> [What you have to do]: Copy every entry word for word. Skip the pictures.

> [Records provided]:

-- Start --

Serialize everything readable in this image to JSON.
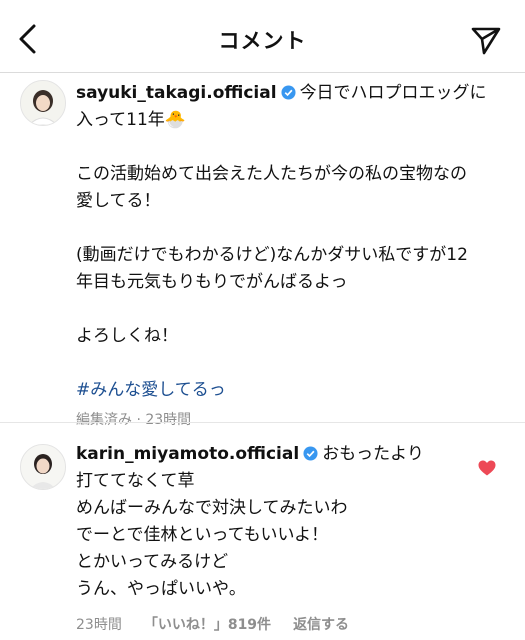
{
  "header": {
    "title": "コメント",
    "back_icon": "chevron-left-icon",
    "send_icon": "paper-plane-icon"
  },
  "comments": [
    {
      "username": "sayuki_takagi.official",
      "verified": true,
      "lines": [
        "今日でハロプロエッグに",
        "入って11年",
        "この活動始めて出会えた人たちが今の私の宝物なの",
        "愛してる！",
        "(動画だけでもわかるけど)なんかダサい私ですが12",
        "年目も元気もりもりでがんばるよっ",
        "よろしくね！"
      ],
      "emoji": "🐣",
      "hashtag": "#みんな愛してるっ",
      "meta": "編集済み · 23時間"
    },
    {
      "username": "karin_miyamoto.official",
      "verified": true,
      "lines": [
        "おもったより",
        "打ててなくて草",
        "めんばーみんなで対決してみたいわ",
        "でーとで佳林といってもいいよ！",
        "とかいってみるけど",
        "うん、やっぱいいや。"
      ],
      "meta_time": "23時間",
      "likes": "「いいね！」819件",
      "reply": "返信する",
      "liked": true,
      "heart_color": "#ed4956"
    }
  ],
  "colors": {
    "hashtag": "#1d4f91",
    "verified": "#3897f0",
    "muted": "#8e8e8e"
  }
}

-- End --

> [Output of the task]:
Serialize everything readable in this image to JSON.
{
  "header": {
    "title": "コメント",
    "back_icon": "chevron-left-icon",
    "send_icon": "paper-plane-icon"
  },
  "comments": [
    {
      "username": "sayuki_takagi.official",
      "verified": true,
      "lines": [
        "今日でハロプロエッグに",
        "入って11年",
        "この活動始めて出会えた人たちが今の私の宝物なの",
        "愛してる！",
        "(動画だけでもわかるけど)なんかダサい私ですが12",
        "年目も元気もりもりでがんばるよっ",
        "よろしくね！"
      ],
      "emoji": "🐣",
      "hashtag": "#みんな愛してるっ",
      "meta": "編集済み · 23時間"
    },
    {
      "username": "karin_miyamoto.official",
      "verified": true,
      "lines": [
        "おもったより",
        "打ててなくて草",
        "めんばーみんなで対決してみたいわ",
        "でーとで佳林といってもいいよ！",
        "とかいってみるけど",
        "うん、やっぱいいや。"
      ],
      "meta_time": "23時間",
      "likes": "「いいね！」819件",
      "reply": "返信する",
      "liked": true,
      "heart_color": "#ed4956"
    }
  ],
  "colors": {
    "hashtag": "#1d4f91",
    "verified": "#3897f0",
    "muted": "#8e8e8e"
  }
}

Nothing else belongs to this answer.